◆ The task: Transcribe the records below exactly as they appear.

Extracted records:

--------------------------------------------------

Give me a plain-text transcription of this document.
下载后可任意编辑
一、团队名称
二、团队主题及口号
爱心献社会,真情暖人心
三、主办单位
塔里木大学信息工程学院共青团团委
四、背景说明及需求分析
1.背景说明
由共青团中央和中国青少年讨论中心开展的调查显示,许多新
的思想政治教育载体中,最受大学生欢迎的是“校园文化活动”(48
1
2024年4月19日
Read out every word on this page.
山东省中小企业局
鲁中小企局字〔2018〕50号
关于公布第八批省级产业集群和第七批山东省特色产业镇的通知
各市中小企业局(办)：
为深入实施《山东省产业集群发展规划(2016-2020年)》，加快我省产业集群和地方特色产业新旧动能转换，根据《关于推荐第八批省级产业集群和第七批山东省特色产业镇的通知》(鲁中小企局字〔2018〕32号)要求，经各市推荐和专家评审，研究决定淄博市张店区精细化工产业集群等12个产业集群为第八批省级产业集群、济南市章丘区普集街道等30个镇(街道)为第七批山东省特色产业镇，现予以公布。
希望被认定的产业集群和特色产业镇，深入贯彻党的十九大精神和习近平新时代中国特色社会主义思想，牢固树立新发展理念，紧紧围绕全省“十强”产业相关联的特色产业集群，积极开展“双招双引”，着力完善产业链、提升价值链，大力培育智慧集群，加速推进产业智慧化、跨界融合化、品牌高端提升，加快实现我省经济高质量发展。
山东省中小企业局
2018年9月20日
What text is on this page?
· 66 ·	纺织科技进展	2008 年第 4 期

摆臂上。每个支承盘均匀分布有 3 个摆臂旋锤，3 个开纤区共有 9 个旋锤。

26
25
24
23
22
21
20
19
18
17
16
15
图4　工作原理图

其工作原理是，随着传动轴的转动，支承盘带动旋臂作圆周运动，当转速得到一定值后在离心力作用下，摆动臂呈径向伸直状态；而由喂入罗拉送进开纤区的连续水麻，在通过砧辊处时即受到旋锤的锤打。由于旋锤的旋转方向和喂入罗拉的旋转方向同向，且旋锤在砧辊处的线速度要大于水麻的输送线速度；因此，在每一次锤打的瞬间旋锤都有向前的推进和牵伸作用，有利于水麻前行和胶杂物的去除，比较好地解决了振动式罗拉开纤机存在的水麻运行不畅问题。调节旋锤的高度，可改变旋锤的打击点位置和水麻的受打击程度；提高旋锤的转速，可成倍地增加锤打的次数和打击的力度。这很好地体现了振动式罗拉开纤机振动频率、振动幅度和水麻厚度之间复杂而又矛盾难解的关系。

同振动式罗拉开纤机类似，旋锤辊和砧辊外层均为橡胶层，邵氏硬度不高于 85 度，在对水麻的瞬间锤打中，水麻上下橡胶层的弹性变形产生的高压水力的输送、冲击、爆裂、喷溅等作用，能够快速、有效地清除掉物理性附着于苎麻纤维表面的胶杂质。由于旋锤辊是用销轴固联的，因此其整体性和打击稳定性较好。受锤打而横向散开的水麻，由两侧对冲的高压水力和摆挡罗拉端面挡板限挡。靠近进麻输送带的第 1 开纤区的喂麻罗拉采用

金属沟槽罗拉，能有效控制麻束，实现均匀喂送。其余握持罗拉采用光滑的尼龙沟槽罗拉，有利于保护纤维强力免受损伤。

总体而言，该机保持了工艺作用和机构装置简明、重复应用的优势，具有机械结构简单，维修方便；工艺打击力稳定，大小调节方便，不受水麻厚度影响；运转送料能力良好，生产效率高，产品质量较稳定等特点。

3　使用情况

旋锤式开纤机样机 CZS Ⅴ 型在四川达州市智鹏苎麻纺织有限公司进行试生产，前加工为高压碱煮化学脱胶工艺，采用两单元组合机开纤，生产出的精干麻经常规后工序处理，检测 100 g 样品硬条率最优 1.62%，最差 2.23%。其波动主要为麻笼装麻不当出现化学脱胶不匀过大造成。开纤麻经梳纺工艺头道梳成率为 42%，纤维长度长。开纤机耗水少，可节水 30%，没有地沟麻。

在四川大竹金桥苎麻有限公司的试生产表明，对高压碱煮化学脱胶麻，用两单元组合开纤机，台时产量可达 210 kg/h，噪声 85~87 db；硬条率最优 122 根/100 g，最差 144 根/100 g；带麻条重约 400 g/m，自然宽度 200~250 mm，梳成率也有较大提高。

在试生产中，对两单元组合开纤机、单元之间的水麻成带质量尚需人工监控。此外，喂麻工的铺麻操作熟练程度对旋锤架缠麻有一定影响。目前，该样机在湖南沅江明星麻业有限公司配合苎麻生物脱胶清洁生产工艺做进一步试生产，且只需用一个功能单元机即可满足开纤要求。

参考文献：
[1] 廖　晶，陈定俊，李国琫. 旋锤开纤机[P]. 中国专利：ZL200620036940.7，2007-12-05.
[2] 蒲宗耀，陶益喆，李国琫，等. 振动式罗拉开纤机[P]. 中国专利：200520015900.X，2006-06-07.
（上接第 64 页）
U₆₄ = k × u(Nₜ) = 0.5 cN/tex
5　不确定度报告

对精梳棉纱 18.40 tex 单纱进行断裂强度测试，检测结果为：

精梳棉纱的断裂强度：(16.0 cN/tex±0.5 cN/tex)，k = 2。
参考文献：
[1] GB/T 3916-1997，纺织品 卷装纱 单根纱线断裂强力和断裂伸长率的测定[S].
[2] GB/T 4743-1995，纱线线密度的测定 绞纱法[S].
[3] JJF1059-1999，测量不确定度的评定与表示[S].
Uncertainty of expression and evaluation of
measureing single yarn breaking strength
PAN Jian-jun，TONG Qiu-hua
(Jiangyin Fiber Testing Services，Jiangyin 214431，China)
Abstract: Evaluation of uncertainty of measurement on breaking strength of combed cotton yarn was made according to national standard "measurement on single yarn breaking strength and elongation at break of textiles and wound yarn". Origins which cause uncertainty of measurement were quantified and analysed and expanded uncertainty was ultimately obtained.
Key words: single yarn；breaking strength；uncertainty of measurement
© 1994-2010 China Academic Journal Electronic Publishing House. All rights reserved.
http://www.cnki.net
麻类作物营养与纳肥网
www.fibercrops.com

--------------------------------------------------

◆ Finished exercise:
Give me a plain-text transcription of this document.
下载后可任意编辑
一、团队名称
二、团队主题及口号
爱心献社会,真情暖人心
三、主办单位
塔里木大学信息工程学院共青团团委
四、背景说明及需求分析
1.背景说明
由共青团中央和中国青少年讨论中心开展的调查显示,许多新
的思想政治教育载体中,最受大学生欢迎的是“校园文化活动”(48
1
2024年4月19日
Read out every word on this page.
山东省中小企业局
鲁中小企局字〔2018〕50号
关于公布第八批省级产业集群和第七批山东省特色产业镇的通知
各市中小企业局(办)：
为深入实施《山东省产业集群发展规划(2016-2020年)》，加快我省产业集群和地方特色产业新旧动能转换，根据《关于推荐第八批省级产业集群和第七批山东省特色产业镇的通知》(鲁中小企局字〔2018〕32号)要求，经各市推荐和专家评审，研究决定淄博市张店区精细化工产业集群等12个产业集群为第八批省级产业集群、济南市章丘区普集街道等30个镇(街道)为第七批山东省特色产业镇，现予以公布。
希望被认定的产业集群和特色产业镇，深入贯彻党的十九大精神和习近平新时代中国特色社会主义思想，牢固树立新发展理念，紧紧围绕全省“十强”产业相关联的特色产业集群，积极开展“双招双引”，着力完善产业链、提升价值链，大力培育智慧集群，加速推进产业智慧化、跨界融合化、品牌高端提升，加快实现我省经济高质量发展。
山东省中小企业局
2018年9月20日
What text is on this page?
· 66 ·	纺织科技进展	2008 年第 4 期

摆臂上。每个支承盘均匀分布有 3 个摆臂旋锤，3 个开纤区共有 9 个旋锤。

26
25
24
23
22
21
20
19
18
17
16
15
图4　工作原理图

其工作原理是，随着传动轴的转动，支承盘带动旋臂作圆周运动，当转速得到一定值后在离心力作用下，摆动臂呈径向伸直状态；而由喂入罗拉送进开纤区的连续水麻，在通过砧辊处时即受到旋锤的锤打。由于旋锤的旋转方向和喂入罗拉的旋转方向同向，且旋锤在砧辊处的线速度要大于水麻的输送线速度；因此，在每一次锤打的瞬间旋锤都有向前的推进和牵伸作用，有利于水麻前行和胶杂物的去除，比较好地解决了振动式罗拉开纤机存在的水麻运行不畅问题。调节旋锤的高度，可改变旋锤的打击点位置和水麻的受打击程度；提高旋锤的转速，可成倍地增加锤打的次数和打击的力度。这很好地体现了振动式罗拉开纤机振动频率、振动幅度和水麻厚度之间复杂而又矛盾难解的关系。

同振动式罗拉开纤机类似，旋锤辊和砧辊外层均为橡胶层，邵氏硬度不高于 85 度，在对水麻的瞬间锤打中，水麻上下橡胶层的弹性变形产生的高压水力的输送、冲击、爆裂、喷溅等作用，能够快速、有效地清除掉物理性附着于苎麻纤维表面的胶杂质。由于旋锤辊是用销轴固联的，因此其整体性和打击稳定性较好。受锤打而横向散开的水麻，由两侧对冲的高压水力和摆挡罗拉端面挡板限挡。靠近进麻输送带的第 1 开纤区的喂麻罗拉采用

金属沟槽罗拉，能有效控制麻束，实现均匀喂送。其余握持罗拉采用光滑的尼龙沟槽罗拉，有利于保护纤维强力免受损伤。

总体而言，该机保持了工艺作用和机构装置简明、重复应用的优势，具有机械结构简单，维修方便；工艺打击力稳定，大小调节方便，不受水麻厚度影响；运转送料能力良好，生产效率高，产品质量较稳定等特点。

3　使用情况

旋锤式开纤机样机 CZS Ⅴ 型在四川达州市智鹏苎麻纺织有限公司进行试生产，前加工为高压碱煮化学脱胶工艺，采用两单元组合机开纤，生产出的精干麻经常规后工序处理，检测 100 g 样品硬条率最优 1.62%，最差 2.23%。其波动主要为麻笼装麻不当出现化学脱胶不匀过大造成。开纤麻经梳纺工艺头道梳成率为 42%，纤维长度长。开纤机耗水少，可节水 30%，没有地沟麻。

在四川大竹金桥苎麻有限公司的试生产表明，对高压碱煮化学脱胶麻，用两单元组合开纤机，台时产量可达 210 kg/h，噪声 85~87 db；硬条率最优 122 根/100 g，最差 144 根/100 g；带麻条重约 400 g/m，自然宽度 200~250 mm，梳成率也有较大提高。

在试生产中，对两单元组合开纤机、单元之间的水麻成带质量尚需人工监控。此外，喂麻工的铺麻操作熟练程度对旋锤架缠麻有一定影响。目前，该样机在湖南沅江明星麻业有限公司配合苎麻生物脱胶清洁生产工艺做进一步试生产，且只需用一个功能单元机即可满足开纤要求。

参考文献：
[1] 廖　晶，陈定俊，李国琫. 旋锤开纤机[P]. 中国专利：ZL200620036940.7，2007-12-05.
[2] 蒲宗耀，陶益喆，李国琫，等. 振动式罗拉开纤机[P]. 中国专利：200520015900.X，2006-06-07.
（上接第 64 页）
U₆₄ = k × u(Nₜ) = 0.5 cN/tex
5　不确定度报告

对精梳棉纱 18.40 tex 单纱进行断裂强度测试，检测结果为：

精梳棉纱的断裂强度：(16.0 cN/tex±0.5 cN/tex)，k = 2。
参考文献：
[1] GB/T 3916-1997，纺织品 卷装纱 单根纱线断裂强力和断裂伸长率的测定[S].
[2] GB/T 4743-1995，纱线线密度的测定 绞纱法[S].
[3] JJF1059-1999，测量不确定度的评定与表示[S].
Uncertainty of expression and evaluation of
measureing single yarn breaking strength
PAN Jian-jun，TONG Qiu-hua
(Jiangyin Fiber Testing Services，Jiangyin 214431，China)
Abstract: Evaluation of uncertainty of measurement on breaking strength of combed cotton yarn was made according to national standard "measurement on single yarn breaking strength and elongation at break of textiles and wound yarn". Origins which cause uncertainty of measurement were quantified and analysed and expanded uncertainty was ultimately obtained.
Key words: single yarn；breaking strength；uncertainty of measurement
© 1994-2010 China Academic Journal Electronic Publishing House. All rights reserved.
http://www.cnki.net
麻类作物营养与纳肥网
www.fibercrops.com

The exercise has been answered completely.